# START OF SUPPLIED MATERIAL

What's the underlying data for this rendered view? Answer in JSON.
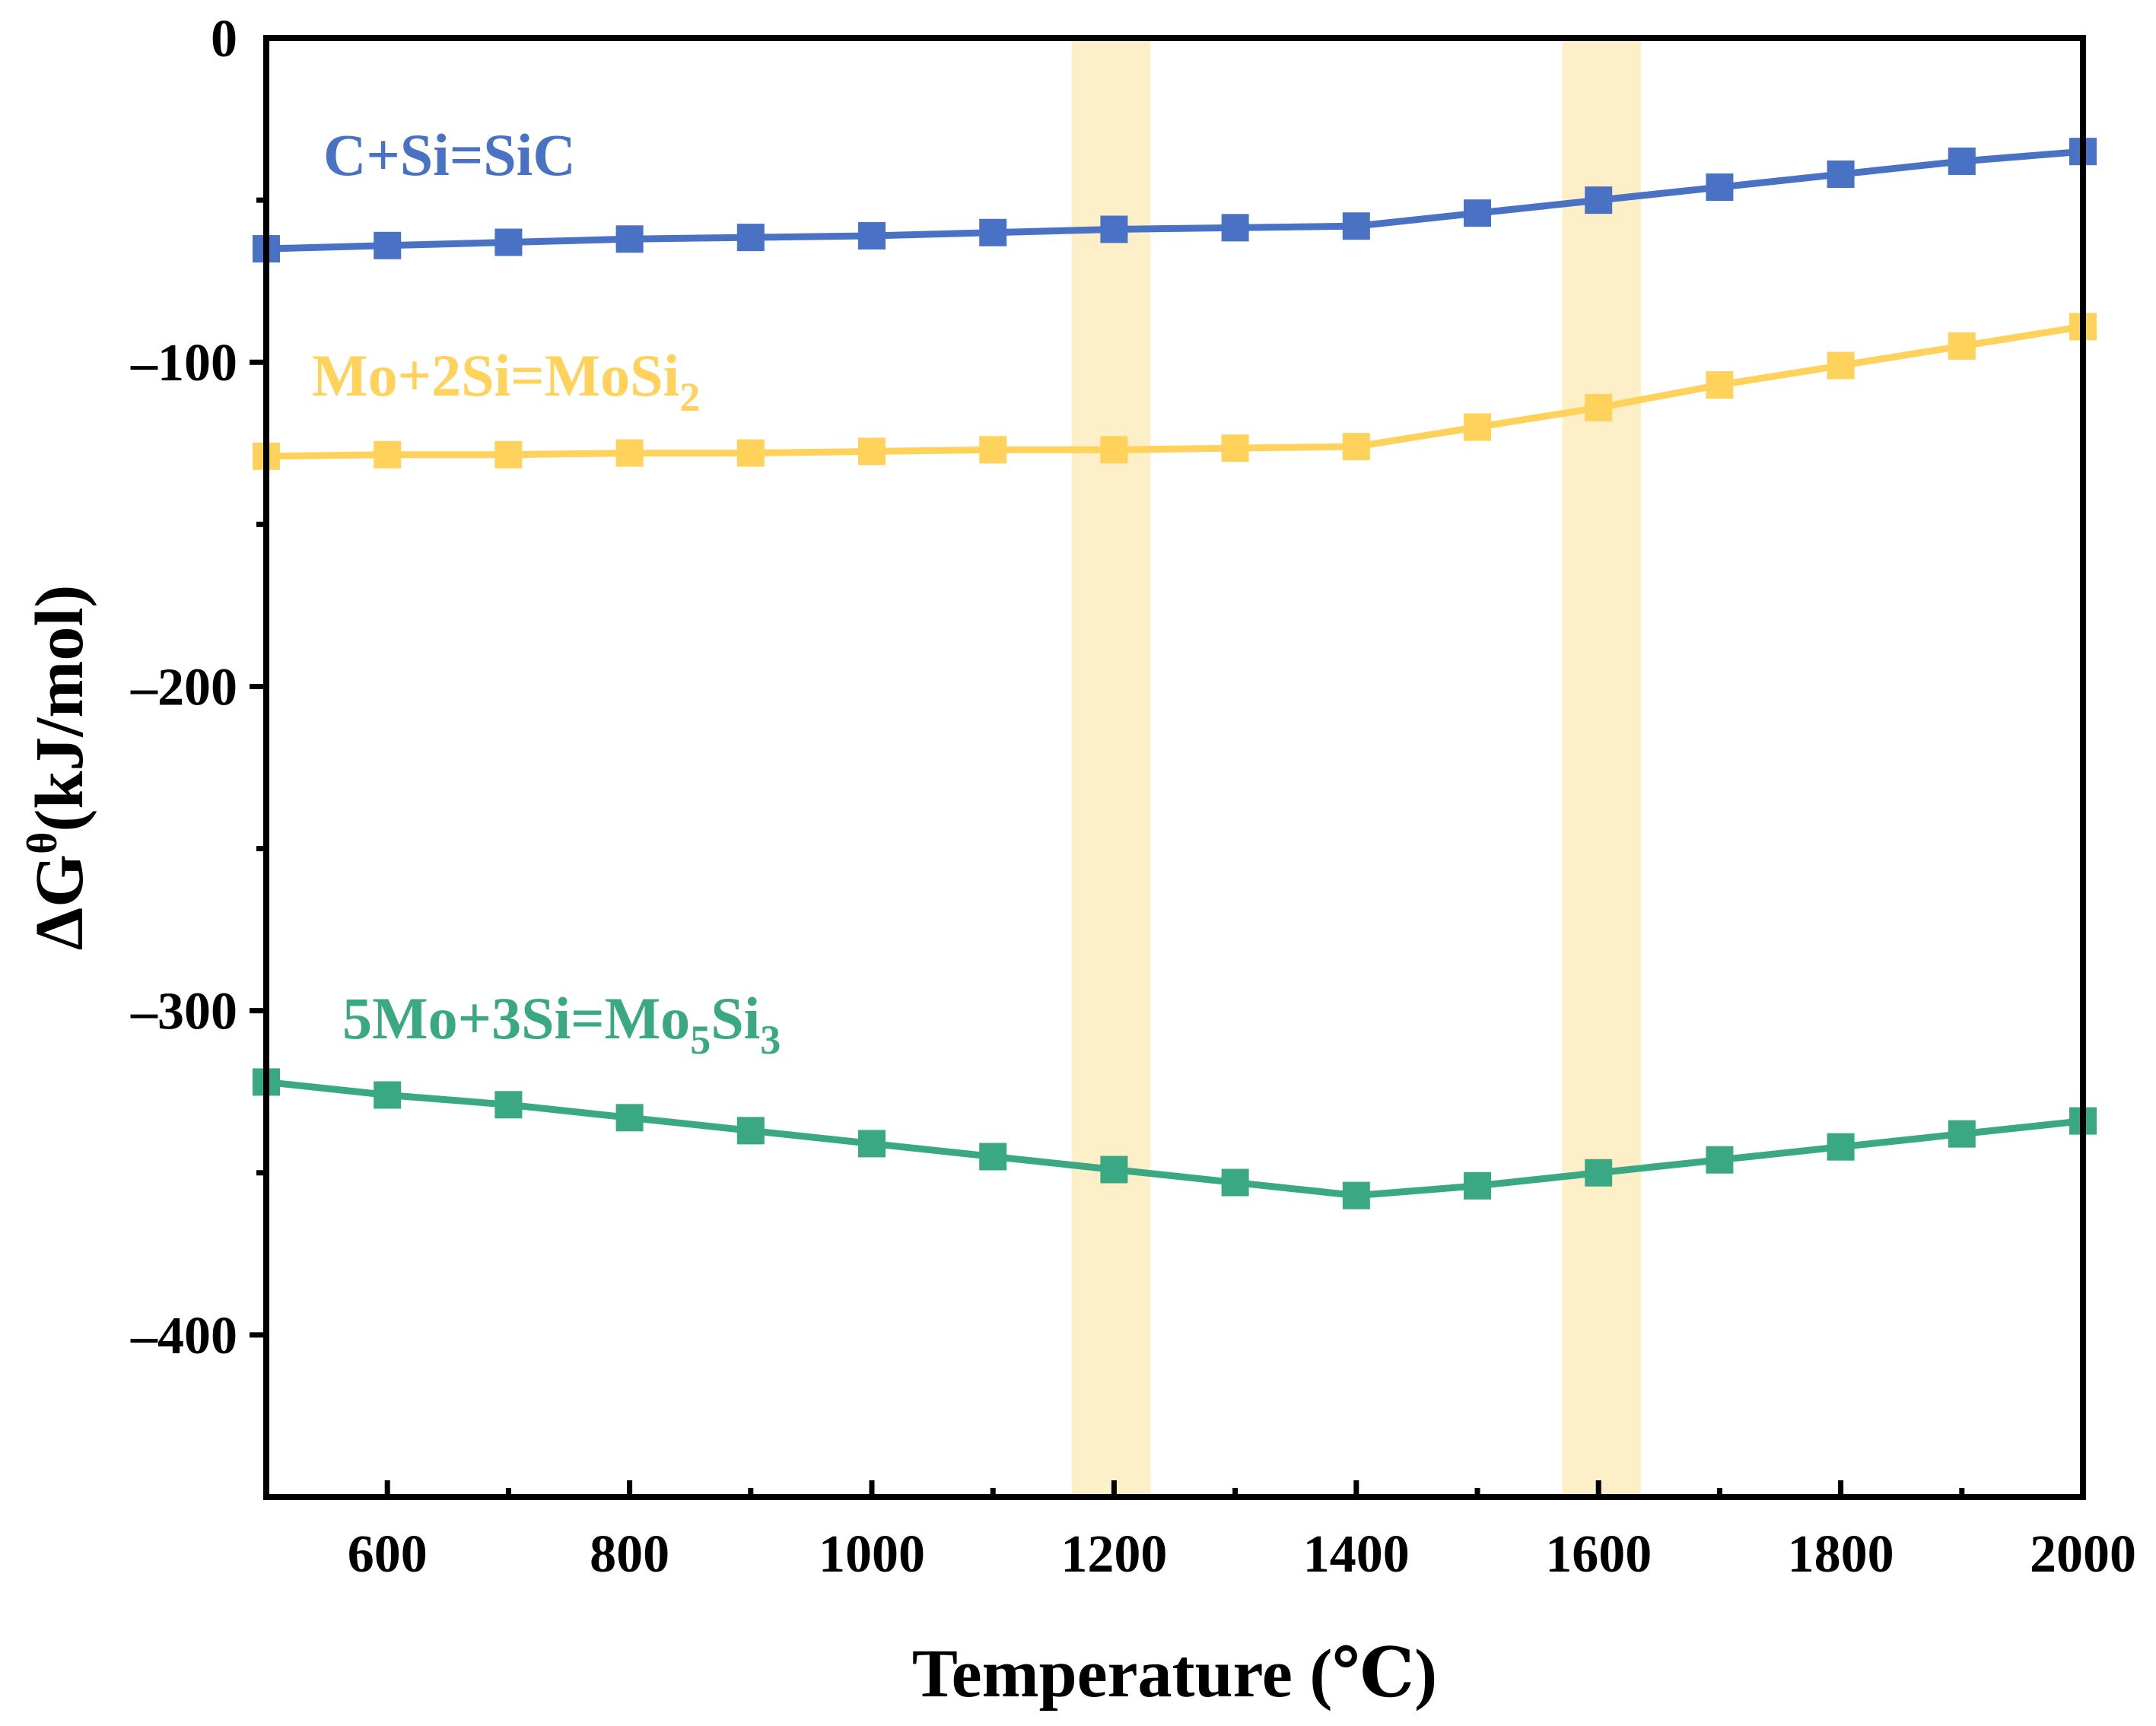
{
  "chart_data": {
    "type": "line",
    "title": "",
    "xlabel": "Temperature (℃)",
    "ylabel_main": "ΔG",
    "ylabel_sup": "θ",
    "ylabel_unit": "(kJ/mol)",
    "xlim": [
      500,
      2000
    ],
    "ylim": [
      -450,
      0
    ],
    "xticks": [
      600,
      800,
      1000,
      1200,
      1400,
      1600,
      1800,
      2000
    ],
    "yticks": [
      0,
      -100,
      -200,
      -300,
      -400
    ],
    "ytick_labels": [
      "0",
      "–100",
      "–200",
      "–300",
      "–400"
    ],
    "grid": false,
    "highlight_bands": [
      {
        "from": 1165,
        "to": 1230,
        "color": "#fdf0c8"
      },
      {
        "from": 1570,
        "to": 1635,
        "color": "#fdf0c8"
      }
    ],
    "x": [
      500,
      600,
      700,
      800,
      900,
      1000,
      1100,
      1200,
      1300,
      1400,
      1500,
      1600,
      1700,
      1800,
      1900,
      2000
    ],
    "series": [
      {
        "name": "C+Si=SiC",
        "label_parts": [
          {
            "t": "C+Si=SiC",
            "sub": false
          }
        ],
        "color": "#4a72c4",
        "values": [
          -65,
          -64,
          -63,
          -62,
          -61.5,
          -61,
          -60,
          -59,
          -58.5,
          -58,
          -54,
          -50,
          -46,
          -42,
          -38,
          -35
        ]
      },
      {
        "name": "Mo+2Si=MoSi2",
        "label_parts": [
          {
            "t": "Mo+2Si=MoSi",
            "sub": false
          },
          {
            "t": "2",
            "sub": true
          }
        ],
        "color": "#ffd25c",
        "values": [
          -129,
          -128.5,
          -128.5,
          -128,
          -128,
          -127.5,
          -127,
          -127,
          -126.5,
          -126,
          -120,
          -114,
          -107,
          -101,
          -95,
          -89
        ]
      },
      {
        "name": "5Mo+3Si=Mo5Si3",
        "label_parts": [
          {
            "t": "5Mo+3Si=Mo",
            "sub": false
          },
          {
            "t": "5",
            "sub": true
          },
          {
            "t": "Si",
            "sub": false
          },
          {
            "t": "3",
            "sub": true
          }
        ],
        "color": "#3aa882",
        "values": [
          -322,
          -326,
          -329,
          -333,
          -337,
          -341,
          -345,
          -349,
          -353,
          -357,
          -354,
          -350,
          -346,
          -342,
          -338,
          -334
        ]
      }
    ]
  }
}
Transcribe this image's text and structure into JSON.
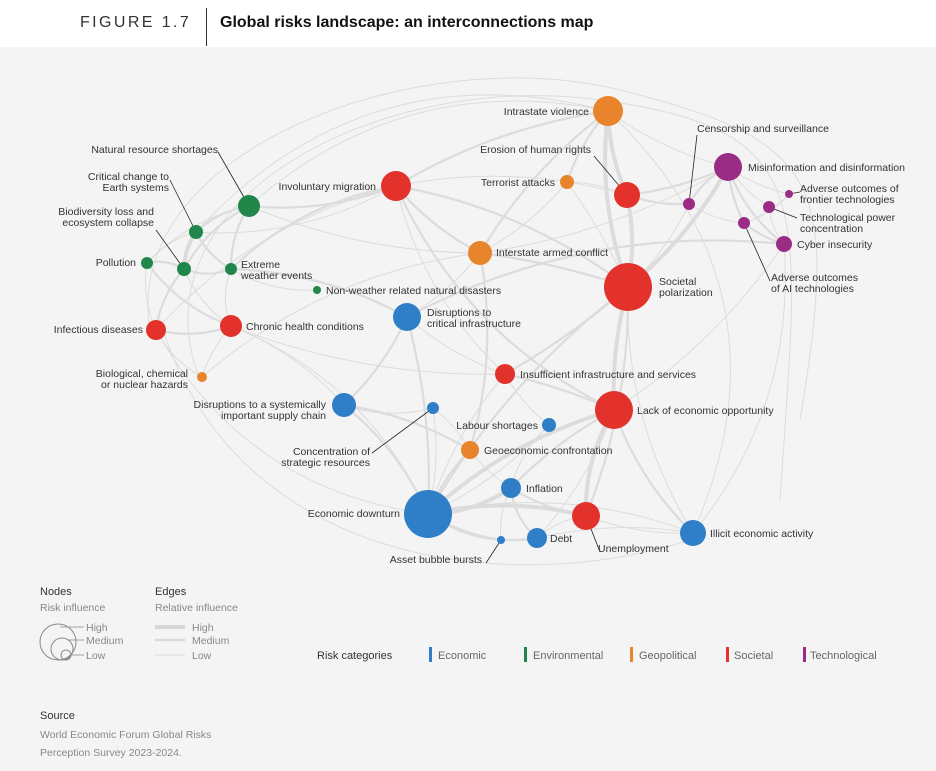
{
  "figure": {
    "number_label": "FIGURE 1.7",
    "title": "Global risks landscape: an interconnections map"
  },
  "colors": {
    "Economic": "#2f7fc8",
    "Environmental": "#21864a",
    "Geopolitical": "#e8842c",
    "Societal": "#e2322b",
    "Technological": "#9b2c86",
    "edge": "#dcdcdc",
    "leader": "#222222"
  },
  "nodes": [
    {
      "id": "intrastate-violence",
      "label": [
        "Intrastate violence"
      ],
      "category": "Geopolitical",
      "size": "medium"
    },
    {
      "id": "censorship",
      "label": [
        "Censorship and surveillance"
      ],
      "category": "Technological",
      "size": "low"
    },
    {
      "id": "erosion-rights",
      "label": [
        "Erosion of human rights"
      ],
      "category": "Societal",
      "size": "medium"
    },
    {
      "id": "misinformation",
      "label": [
        "Misinformation and disinformation"
      ],
      "category": "Technological",
      "size": "medium"
    },
    {
      "id": "natural-resource",
      "label": [
        "Natural resource shortages"
      ],
      "category": "Environmental",
      "size": "medium"
    },
    {
      "id": "involuntary-migration",
      "label": [
        "Involuntary migration"
      ],
      "category": "Societal",
      "size": "medium"
    },
    {
      "id": "terrorist-attacks",
      "label": [
        "Terrorist attacks"
      ],
      "category": "Geopolitical",
      "size": "low"
    },
    {
      "id": "adverse-frontier",
      "label": [
        "Adverse outcomes of",
        "frontier technologies"
      ],
      "category": "Technological",
      "size": "low"
    },
    {
      "id": "critical-change",
      "label": [
        "Critical change to",
        "Earth systems"
      ],
      "category": "Environmental",
      "size": "low"
    },
    {
      "id": "tech-power",
      "label": [
        "Technological power",
        "concentration"
      ],
      "category": "Technological",
      "size": "low"
    },
    {
      "id": "biodiversity",
      "label": [
        "Biodiversity loss and",
        "ecosystem collapse"
      ],
      "category": "Environmental",
      "size": "low"
    },
    {
      "id": "cyber-insecurity",
      "label": [
        "Cyber insecurity"
      ],
      "category": "Technological",
      "size": "low"
    },
    {
      "id": "interstate-conflict",
      "label": [
        "Interstate armed conflict"
      ],
      "category": "Geopolitical",
      "size": "medium"
    },
    {
      "id": "pollution",
      "label": [
        "Pollution"
      ],
      "category": "Environmental",
      "size": "low"
    },
    {
      "id": "extreme-weather",
      "label": [
        "Extreme",
        "weather events"
      ],
      "category": "Environmental",
      "size": "low"
    },
    {
      "id": "adverse-ai",
      "label": [
        "Adverse outcomes",
        "of AI technologies"
      ],
      "category": "Technological",
      "size": "low"
    },
    {
      "id": "societal-polarization",
      "label": [
        "Societal",
        "polarization"
      ],
      "category": "Societal",
      "size": "high"
    },
    {
      "id": "non-weather",
      "label": [
        "Non-weather related natural disasters"
      ],
      "category": "Environmental",
      "size": "low"
    },
    {
      "id": "disruptions-infra",
      "label": [
        "Disruptions to",
        "critical infrastructure"
      ],
      "category": "Economic",
      "size": "medium"
    },
    {
      "id": "infectious",
      "label": [
        "Infectious diseases"
      ],
      "category": "Societal",
      "size": "low"
    },
    {
      "id": "chronic-health",
      "label": [
        "Chronic health conditions"
      ],
      "category": "Societal",
      "size": "medium"
    },
    {
      "id": "insufficient-infra",
      "label": [
        "Insufficient infrastructure and services"
      ],
      "category": "Societal",
      "size": "low"
    },
    {
      "id": "biological",
      "label": [
        "Biological, chemical",
        "or nuclear hazards"
      ],
      "category": "Geopolitical",
      "size": "low"
    },
    {
      "id": "supply-chain",
      "label": [
        "Disruptions to a systemically",
        "important supply chain"
      ],
      "category": "Economic",
      "size": "medium"
    },
    {
      "id": "lack-opportunity",
      "label": [
        "Lack of economic opportunity"
      ],
      "category": "Societal",
      "size": "high"
    },
    {
      "id": "labour-shortages",
      "label": [
        "Labour shortages"
      ],
      "category": "Economic",
      "size": "low"
    },
    {
      "id": "concentration-resources",
      "label": [
        "Concentration of",
        "strategic resources"
      ],
      "category": "Economic",
      "size": "low"
    },
    {
      "id": "geoeconomic",
      "label": [
        "Geoeconomic confrontation"
      ],
      "category": "Geopolitical",
      "size": "low"
    },
    {
      "id": "inflation",
      "label": [
        "Inflation"
      ],
      "category": "Economic",
      "size": "low"
    },
    {
      "id": "economic-downturn",
      "label": [
        "Economic downturn"
      ],
      "category": "Economic",
      "size": "high"
    },
    {
      "id": "unemployment",
      "label": [
        "Unemployment"
      ],
      "category": "Societal",
      "size": "medium"
    },
    {
      "id": "illicit-activity",
      "label": [
        "Illicit economic activity"
      ],
      "category": "Economic",
      "size": "medium"
    },
    {
      "id": "debt",
      "label": [
        "Debt"
      ],
      "category": "Economic",
      "size": "low"
    },
    {
      "id": "asset-bubble",
      "label": [
        "Asset bubble bursts"
      ],
      "category": "Economic",
      "size": "low"
    }
  ],
  "legend": {
    "nodes_title": "Nodes",
    "nodes_subtitle": "Risk influence",
    "edges_title": "Edges",
    "edges_subtitle": "Relative influence",
    "levels": [
      "High",
      "Medium",
      "Low"
    ],
    "categories_title": "Risk categories",
    "categories": [
      "Economic",
      "Environmental",
      "Geopolitical",
      "Societal",
      "Technological"
    ]
  },
  "source": {
    "title": "Source",
    "lines": [
      "World Economic Forum Global Risks",
      "Perception Survey 2023-2024."
    ]
  }
}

# END OF SUPPLIED MATERIAL

*EXERCISE GOAL:*
Of the lines in the listing above, how many hold the string "opportunity"? Reply with the number only.

*ANSWER IN FULL:*
2